WHAT IS REQUIRED
Copy the records below exactly as they are written.

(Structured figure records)
/---

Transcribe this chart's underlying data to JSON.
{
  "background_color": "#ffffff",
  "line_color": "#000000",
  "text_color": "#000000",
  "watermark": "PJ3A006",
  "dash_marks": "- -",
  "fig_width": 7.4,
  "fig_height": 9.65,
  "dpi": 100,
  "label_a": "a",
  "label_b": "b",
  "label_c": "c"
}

\---

RESPONSE TO THIS EXERCISE
Transcribe this chart's underlying data to JSON.
{
  "background_color": "#ffffff",
  "line_color": "#000000",
  "text_color": "#000000",
  "watermark": "PJ3A006",
  "dash_marks": "- -",
  "fig_width": 7.4,
  "fig_height": 9.65,
  "dpi": 100,
  "label_a": "a",
  "label_b": "b",
  "label_c": "c"
}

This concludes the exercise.